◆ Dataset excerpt
--- start ---

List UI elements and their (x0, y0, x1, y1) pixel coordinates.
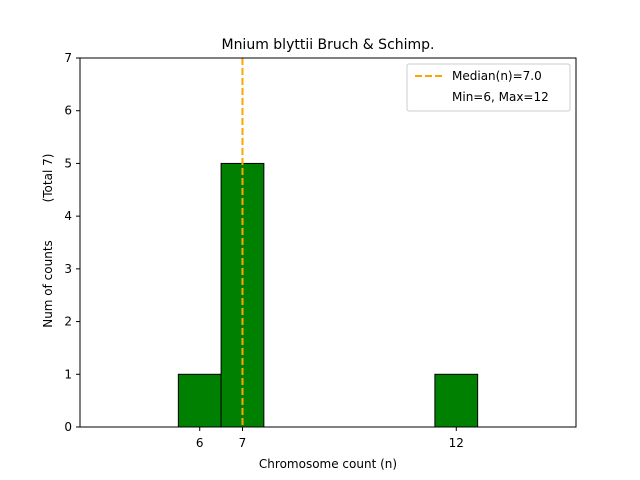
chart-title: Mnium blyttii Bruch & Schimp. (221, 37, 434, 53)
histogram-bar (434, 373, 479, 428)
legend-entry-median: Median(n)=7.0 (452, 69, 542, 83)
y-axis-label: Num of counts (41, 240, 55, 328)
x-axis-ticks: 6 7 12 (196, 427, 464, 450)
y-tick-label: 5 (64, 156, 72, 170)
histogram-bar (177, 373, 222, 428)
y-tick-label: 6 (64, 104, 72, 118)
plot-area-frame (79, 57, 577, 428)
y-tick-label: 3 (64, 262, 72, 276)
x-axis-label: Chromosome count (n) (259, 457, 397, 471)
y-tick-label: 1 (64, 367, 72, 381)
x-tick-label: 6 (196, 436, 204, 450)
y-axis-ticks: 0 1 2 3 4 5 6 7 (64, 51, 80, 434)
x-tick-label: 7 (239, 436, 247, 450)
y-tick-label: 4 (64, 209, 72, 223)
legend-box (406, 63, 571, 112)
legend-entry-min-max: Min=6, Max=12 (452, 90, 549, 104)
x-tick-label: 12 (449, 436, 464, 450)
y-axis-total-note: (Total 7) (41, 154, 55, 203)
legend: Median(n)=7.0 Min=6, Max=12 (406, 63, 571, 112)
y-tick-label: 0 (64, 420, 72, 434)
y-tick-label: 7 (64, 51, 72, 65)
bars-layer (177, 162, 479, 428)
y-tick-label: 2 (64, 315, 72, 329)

--- end ---
--- start ---

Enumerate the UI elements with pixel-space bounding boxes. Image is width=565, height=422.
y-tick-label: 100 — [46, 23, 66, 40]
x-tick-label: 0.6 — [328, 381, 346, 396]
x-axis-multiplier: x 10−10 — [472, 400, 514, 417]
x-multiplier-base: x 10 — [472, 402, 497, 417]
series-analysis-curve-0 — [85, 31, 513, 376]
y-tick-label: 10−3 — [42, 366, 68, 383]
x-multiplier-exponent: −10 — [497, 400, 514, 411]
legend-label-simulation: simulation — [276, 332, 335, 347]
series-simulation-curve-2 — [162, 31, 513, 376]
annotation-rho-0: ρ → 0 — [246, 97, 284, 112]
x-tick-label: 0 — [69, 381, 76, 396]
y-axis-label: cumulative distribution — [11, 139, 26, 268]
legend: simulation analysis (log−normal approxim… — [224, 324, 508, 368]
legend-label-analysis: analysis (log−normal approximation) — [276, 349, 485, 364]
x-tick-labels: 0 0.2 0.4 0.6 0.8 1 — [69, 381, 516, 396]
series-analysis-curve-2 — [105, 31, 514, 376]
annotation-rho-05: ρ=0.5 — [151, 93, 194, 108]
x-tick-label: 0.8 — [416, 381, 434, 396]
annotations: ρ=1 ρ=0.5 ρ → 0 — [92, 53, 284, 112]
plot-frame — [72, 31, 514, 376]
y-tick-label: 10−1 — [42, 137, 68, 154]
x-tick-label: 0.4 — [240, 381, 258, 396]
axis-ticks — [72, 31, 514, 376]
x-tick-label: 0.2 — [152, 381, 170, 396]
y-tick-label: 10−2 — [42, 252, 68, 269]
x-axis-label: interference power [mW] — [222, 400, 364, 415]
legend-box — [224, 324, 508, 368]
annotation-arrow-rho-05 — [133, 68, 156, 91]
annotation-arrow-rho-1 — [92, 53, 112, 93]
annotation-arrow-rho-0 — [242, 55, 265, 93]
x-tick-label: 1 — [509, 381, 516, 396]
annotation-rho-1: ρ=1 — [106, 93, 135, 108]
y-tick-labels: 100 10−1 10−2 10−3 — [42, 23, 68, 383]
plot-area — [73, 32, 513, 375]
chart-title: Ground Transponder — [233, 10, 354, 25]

--- end ---
--- start ---

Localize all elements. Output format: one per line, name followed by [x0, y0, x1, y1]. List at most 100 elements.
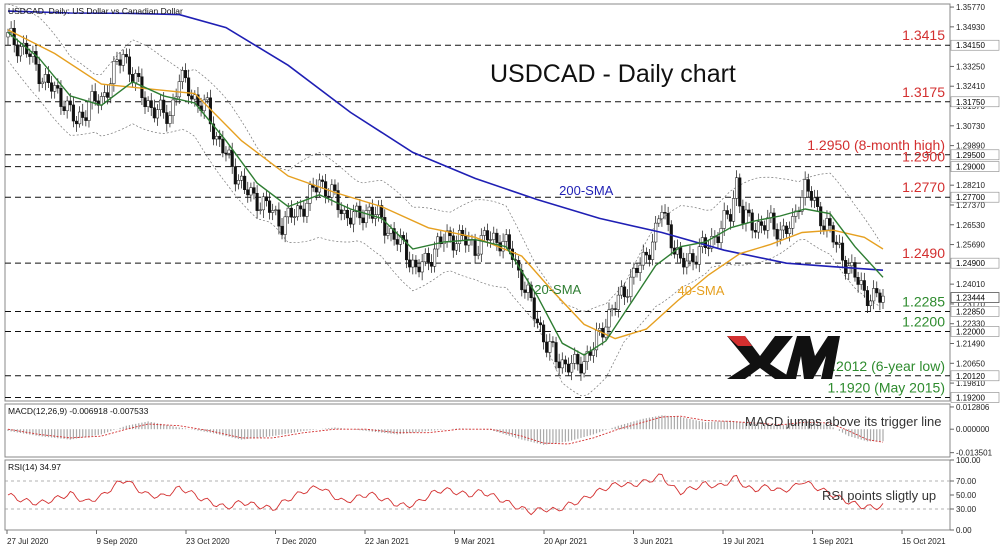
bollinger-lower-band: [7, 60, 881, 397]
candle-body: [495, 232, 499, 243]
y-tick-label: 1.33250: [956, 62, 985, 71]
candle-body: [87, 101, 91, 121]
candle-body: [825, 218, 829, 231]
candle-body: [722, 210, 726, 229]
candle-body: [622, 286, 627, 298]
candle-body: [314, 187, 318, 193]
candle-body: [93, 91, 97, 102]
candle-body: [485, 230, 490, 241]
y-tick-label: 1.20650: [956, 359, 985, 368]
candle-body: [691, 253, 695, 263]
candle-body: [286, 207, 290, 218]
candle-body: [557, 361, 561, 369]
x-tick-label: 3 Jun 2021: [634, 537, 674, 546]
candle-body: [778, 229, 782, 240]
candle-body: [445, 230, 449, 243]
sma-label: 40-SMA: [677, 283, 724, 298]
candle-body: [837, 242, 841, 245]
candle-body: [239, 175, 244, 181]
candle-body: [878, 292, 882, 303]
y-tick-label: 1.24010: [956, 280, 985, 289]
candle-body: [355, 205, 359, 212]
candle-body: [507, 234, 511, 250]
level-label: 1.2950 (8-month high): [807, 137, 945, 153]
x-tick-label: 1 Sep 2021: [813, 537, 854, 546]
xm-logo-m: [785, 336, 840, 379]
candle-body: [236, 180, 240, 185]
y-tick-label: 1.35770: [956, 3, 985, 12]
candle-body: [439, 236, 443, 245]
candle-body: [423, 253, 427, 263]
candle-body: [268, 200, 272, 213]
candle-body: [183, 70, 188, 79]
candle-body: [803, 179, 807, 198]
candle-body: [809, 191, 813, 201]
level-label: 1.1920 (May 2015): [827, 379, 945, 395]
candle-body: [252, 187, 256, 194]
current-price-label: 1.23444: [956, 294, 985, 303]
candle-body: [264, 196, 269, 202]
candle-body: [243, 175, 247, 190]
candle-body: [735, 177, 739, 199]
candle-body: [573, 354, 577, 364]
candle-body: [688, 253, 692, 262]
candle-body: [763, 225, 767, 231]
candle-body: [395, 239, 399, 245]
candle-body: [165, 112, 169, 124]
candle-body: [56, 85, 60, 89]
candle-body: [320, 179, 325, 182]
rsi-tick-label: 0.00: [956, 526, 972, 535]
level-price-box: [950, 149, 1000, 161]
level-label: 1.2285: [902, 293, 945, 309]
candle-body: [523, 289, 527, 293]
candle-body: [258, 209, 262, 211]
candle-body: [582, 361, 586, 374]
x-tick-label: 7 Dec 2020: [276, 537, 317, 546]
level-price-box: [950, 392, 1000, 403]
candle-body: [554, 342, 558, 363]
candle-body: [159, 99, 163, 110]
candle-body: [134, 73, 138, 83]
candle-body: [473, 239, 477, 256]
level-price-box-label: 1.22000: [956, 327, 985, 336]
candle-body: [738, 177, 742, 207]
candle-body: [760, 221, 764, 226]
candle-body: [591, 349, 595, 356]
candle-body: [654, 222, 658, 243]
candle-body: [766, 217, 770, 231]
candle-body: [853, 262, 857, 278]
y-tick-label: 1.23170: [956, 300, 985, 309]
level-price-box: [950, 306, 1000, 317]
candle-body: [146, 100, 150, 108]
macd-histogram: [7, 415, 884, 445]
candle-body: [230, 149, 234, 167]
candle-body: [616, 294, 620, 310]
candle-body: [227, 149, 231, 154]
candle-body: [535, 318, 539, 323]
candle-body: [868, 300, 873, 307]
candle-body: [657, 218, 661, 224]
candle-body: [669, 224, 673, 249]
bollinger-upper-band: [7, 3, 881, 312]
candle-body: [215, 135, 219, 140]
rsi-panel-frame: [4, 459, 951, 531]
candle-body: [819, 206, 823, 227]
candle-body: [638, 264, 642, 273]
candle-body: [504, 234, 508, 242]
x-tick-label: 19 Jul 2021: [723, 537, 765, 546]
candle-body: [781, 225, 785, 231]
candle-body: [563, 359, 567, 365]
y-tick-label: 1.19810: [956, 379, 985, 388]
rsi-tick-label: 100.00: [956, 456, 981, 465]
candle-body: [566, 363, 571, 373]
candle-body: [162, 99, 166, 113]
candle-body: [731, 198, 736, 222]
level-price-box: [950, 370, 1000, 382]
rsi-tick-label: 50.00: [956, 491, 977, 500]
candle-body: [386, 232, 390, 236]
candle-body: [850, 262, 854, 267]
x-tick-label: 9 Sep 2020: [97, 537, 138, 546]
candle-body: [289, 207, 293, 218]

--- end ---

◆ Aim of the task
Can you recast the material between the lines holding "List UI elements" and "y-tick-label: 2 (64, 315, 72, 329)", inclusive, as a Markdown table with the columns Row and Line, one line per row, skipping blank lines and leaving out the pictures?

◆ Output for this exercise
| Row | Line |
|---|---|
| 1 | List UI elements and their (x0, y0, x1, y1) pixel coordinates. |
| 2 | chart-title: Mnium blyttii Bruch & Schimp. (221, 37, 434, 53) |
| 3 | histogram-bar (434, 373, 479, 428) |
| 4 | legend-entry-median: Median(n)=7.0 (452, 69, 542, 83) |
| 5 | y-axis-label: Num of counts (41, 240, 55, 328) |
| 6 | x-axis-ticks: 6 7 12 (196, 427, 464, 450) |
| 7 | y-tick-label: 5 (64, 156, 72, 170) |
| 8 | histogram-bar (177, 373, 222, 428) |
| 9 | y-tick-label: 6 (64, 104, 72, 118) |
| 10 | plot-area-frame (79, 57, 577, 428) |
| 11 | y-tick-label: 3 (64, 262, 72, 276) |
| 12 | x-axis-label: Chromosome count (n) (259, 457, 397, 471) |
| 13 | y-tick-label: 1 (64, 367, 72, 381) |
| 14 | x-tick-label: 6 (196, 436, 204, 450) |
| 15 | y-axis-ticks: 0 1 2 3 4 5 6 7 (64, 51, 80, 434) |
| 16 | x-tick-label: 7 (239, 436, 247, 450) |
| 17 | y-tick-label: 4 (64, 209, 72, 223) |
| 18 | legend-box (406, 63, 571, 112) |
| 19 | legend-entry-min-max: Min=6, Max=12 (452, 90, 549, 104) |
| 20 | x-tick-label: 12 (449, 436, 464, 450) |
| 21 | y-axis-total-note: (Total 7) (41, 154, 55, 203) |
| 22 | legend: Median(n)=7.0 Min=6, Max=12 (406, 63, 571, 112) |
| 23 | y-tick-label: 0 (64, 420, 72, 434) |
| 24 | y-tick-label: 7 (64, 51, 72, 65) |
| 25 | bars-layer (177, 162, 479, 428) |
| 26 | y-tick-label: 2 (64, 315, 72, 329) |